Stated exercise
Using the data below, copy every line that contains the word "Tšekin".

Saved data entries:

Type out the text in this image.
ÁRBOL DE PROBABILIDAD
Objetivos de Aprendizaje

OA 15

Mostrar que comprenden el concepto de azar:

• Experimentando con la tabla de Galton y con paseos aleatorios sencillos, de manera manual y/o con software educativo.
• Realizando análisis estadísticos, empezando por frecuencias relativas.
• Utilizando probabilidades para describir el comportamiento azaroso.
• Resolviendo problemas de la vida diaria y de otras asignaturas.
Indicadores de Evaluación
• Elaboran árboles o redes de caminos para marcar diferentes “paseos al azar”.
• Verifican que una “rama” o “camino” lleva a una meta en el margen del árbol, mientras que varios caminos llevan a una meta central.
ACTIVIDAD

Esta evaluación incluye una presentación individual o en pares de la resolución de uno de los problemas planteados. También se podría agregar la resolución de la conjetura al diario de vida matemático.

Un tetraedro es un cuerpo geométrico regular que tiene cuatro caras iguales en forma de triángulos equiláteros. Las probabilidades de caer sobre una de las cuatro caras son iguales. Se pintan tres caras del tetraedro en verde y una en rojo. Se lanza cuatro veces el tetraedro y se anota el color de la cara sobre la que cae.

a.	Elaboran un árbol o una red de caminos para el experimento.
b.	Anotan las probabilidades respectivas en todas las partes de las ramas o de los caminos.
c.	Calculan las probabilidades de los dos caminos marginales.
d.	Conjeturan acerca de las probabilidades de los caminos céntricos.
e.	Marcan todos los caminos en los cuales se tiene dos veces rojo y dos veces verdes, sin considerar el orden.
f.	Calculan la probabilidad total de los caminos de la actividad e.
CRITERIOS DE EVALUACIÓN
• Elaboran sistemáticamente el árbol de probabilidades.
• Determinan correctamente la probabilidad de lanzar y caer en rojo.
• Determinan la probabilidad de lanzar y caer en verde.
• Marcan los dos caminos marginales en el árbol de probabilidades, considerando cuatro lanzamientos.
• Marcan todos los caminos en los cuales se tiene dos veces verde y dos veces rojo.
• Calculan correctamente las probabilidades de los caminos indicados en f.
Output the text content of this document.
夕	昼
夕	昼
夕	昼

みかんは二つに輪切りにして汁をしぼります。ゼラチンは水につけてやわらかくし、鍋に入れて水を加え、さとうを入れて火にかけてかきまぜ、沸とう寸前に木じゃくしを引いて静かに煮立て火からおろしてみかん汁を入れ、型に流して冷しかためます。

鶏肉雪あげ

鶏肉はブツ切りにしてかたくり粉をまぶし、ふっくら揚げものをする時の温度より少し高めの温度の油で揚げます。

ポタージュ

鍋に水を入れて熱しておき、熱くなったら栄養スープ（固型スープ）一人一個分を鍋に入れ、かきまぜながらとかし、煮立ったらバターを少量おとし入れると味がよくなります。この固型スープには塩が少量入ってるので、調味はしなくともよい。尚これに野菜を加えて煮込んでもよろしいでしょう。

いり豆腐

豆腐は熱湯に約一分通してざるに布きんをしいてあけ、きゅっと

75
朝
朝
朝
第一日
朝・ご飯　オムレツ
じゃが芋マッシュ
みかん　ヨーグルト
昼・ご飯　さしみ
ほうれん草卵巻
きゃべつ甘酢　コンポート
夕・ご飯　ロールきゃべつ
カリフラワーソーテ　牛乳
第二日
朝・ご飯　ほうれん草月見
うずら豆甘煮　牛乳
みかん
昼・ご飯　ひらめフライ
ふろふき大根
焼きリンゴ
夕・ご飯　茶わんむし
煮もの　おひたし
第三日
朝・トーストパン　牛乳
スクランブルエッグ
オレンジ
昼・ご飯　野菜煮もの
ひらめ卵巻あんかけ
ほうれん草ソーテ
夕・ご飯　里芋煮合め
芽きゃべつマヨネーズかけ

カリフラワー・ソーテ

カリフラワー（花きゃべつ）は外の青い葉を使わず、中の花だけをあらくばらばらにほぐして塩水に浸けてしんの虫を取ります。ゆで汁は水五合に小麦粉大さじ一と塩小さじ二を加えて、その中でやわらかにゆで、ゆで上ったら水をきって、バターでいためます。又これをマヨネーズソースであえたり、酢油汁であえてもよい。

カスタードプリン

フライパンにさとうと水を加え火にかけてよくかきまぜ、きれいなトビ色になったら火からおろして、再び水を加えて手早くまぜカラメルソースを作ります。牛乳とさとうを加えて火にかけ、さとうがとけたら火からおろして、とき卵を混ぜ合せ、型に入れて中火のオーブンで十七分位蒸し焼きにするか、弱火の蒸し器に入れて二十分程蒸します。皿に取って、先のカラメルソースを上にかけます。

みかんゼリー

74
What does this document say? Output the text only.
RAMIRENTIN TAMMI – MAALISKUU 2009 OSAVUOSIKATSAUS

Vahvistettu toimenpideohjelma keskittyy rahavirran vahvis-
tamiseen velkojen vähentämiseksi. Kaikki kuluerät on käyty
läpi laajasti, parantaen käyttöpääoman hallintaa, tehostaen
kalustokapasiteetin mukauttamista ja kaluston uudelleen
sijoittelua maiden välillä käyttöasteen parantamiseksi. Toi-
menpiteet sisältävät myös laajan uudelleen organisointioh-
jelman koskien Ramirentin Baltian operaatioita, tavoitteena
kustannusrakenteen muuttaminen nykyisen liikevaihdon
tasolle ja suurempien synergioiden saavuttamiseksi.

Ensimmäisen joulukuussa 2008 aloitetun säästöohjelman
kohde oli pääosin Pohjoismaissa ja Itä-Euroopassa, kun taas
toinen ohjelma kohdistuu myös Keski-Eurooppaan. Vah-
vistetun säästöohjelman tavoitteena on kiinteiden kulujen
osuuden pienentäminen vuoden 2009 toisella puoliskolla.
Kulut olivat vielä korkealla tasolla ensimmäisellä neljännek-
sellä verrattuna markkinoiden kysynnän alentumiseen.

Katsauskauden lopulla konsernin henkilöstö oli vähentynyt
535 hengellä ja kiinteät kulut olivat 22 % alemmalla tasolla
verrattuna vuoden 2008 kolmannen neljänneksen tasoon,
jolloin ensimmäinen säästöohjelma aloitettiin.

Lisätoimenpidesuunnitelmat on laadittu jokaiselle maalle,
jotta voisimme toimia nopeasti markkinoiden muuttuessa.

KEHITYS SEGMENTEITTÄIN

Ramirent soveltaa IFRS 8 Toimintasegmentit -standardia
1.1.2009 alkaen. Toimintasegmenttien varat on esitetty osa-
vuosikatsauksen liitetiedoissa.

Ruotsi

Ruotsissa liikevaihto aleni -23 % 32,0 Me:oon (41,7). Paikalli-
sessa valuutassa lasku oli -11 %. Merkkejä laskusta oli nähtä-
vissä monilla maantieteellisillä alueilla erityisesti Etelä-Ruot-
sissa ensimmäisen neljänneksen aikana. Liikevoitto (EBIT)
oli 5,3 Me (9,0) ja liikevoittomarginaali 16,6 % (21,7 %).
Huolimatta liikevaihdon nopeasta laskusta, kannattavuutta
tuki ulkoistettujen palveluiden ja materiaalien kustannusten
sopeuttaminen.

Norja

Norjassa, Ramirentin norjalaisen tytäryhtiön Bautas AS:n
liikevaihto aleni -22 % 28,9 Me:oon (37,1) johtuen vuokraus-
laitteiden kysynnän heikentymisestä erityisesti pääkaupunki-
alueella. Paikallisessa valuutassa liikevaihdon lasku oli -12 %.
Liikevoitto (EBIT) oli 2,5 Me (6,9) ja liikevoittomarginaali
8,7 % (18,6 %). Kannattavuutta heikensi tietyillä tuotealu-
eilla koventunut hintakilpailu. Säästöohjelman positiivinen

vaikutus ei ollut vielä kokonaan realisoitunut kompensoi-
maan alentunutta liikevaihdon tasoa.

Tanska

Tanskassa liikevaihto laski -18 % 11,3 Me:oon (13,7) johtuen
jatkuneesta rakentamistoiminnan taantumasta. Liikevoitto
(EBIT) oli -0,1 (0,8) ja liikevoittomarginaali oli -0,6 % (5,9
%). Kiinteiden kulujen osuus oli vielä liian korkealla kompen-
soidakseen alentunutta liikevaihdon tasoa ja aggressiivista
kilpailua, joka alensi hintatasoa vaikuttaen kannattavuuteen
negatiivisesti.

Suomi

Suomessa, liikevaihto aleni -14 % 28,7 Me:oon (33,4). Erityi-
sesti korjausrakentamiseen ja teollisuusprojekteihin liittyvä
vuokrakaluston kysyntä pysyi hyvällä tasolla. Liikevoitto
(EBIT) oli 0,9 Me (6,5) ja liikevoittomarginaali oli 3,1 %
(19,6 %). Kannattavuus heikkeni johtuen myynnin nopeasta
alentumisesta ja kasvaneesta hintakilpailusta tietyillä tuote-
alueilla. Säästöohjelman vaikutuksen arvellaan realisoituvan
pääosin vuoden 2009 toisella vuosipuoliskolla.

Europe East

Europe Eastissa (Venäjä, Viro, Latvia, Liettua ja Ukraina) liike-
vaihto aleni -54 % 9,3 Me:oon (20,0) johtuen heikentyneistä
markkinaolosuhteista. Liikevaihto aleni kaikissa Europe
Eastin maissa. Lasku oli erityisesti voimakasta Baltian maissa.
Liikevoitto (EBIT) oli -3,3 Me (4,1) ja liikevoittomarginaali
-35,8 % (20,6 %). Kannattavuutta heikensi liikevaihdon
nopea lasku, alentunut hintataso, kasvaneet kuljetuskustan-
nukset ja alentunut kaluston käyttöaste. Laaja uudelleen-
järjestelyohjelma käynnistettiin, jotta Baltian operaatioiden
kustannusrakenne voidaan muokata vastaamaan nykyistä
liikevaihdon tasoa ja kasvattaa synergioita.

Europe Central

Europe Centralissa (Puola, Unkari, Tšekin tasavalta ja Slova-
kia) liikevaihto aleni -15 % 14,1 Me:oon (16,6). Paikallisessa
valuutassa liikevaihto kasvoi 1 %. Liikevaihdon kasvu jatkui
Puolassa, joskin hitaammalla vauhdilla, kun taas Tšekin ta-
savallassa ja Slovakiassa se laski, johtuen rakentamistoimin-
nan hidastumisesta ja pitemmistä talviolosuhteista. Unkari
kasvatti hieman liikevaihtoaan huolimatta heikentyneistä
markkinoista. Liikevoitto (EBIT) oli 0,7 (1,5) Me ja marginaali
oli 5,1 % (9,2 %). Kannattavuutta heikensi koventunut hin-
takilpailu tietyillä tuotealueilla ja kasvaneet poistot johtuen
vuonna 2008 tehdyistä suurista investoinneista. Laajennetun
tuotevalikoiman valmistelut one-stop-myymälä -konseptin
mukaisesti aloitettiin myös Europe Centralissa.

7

Written solution
Europe Centralissa (Puola, Unkari, Tšekin tasavalta ja Slova-
Puolassa, joskin hitaammalla vauhdilla, kun taas Tšekin ta-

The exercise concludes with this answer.